_Exercise instructions_: Wherever a line in the data below holds "débuteront", copy that line.

********************

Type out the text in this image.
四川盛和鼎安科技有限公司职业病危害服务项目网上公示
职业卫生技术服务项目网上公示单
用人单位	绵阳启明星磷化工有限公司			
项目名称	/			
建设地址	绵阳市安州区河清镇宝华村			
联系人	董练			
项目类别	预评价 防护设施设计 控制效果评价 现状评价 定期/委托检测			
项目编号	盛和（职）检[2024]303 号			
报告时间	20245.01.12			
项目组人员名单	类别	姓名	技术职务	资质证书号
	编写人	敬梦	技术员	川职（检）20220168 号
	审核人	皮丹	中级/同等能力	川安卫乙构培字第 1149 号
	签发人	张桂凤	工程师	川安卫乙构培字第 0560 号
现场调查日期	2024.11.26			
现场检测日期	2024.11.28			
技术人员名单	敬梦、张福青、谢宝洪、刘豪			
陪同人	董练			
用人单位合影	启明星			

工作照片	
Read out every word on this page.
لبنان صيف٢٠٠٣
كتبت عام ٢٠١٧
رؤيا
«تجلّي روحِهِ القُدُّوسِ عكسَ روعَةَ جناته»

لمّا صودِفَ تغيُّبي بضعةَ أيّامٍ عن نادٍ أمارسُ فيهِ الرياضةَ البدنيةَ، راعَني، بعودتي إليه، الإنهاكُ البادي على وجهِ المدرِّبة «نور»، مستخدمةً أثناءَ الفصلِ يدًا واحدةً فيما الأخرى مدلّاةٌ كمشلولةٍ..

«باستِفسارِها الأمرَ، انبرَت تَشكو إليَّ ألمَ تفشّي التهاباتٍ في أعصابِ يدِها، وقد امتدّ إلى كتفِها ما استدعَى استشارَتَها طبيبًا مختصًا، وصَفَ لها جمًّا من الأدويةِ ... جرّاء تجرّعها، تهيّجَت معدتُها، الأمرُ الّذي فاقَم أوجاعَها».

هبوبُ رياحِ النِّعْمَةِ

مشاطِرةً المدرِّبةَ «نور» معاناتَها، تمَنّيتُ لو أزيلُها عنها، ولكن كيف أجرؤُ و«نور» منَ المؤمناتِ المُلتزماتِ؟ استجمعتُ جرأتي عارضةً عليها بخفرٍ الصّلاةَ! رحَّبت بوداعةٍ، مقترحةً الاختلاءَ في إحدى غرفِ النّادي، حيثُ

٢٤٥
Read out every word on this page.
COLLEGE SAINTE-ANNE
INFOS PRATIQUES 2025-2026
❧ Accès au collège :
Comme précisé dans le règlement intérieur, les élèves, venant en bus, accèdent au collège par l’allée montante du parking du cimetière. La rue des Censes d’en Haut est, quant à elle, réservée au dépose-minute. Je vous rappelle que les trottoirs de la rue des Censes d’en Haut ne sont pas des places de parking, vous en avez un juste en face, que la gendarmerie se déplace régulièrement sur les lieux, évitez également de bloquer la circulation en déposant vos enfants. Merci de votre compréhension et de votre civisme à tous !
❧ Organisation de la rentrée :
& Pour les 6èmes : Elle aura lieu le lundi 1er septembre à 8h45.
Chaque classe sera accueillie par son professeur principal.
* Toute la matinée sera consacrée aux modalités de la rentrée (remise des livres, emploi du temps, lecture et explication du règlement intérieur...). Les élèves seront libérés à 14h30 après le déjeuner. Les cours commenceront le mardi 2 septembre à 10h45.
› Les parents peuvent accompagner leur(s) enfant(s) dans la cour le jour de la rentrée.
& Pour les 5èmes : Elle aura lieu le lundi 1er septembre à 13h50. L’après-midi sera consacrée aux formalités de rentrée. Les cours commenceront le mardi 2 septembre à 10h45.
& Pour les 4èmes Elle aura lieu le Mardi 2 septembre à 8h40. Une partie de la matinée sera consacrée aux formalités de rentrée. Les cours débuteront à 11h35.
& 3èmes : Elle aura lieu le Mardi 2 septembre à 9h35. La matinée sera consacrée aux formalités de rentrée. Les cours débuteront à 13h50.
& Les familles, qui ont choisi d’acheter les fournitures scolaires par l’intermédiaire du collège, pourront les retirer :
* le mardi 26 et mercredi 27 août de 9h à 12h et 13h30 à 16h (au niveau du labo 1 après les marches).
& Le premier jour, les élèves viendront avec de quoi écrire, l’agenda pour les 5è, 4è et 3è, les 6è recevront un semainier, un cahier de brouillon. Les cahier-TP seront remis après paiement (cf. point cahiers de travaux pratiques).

********************

_Written reply_:
& Pour les 4èmes Elle aura lieu le Mardi 2 septembre à 8h40. Une partie de la matinée sera consacrée aux formalités de rentrée. Les cours débuteront à 11h35.
& 3èmes : Elle aura lieu le Mardi 2 septembre à 9h35. La matinée sera consacrée aux formalités de rentrée. Les cours débuteront à 13h50.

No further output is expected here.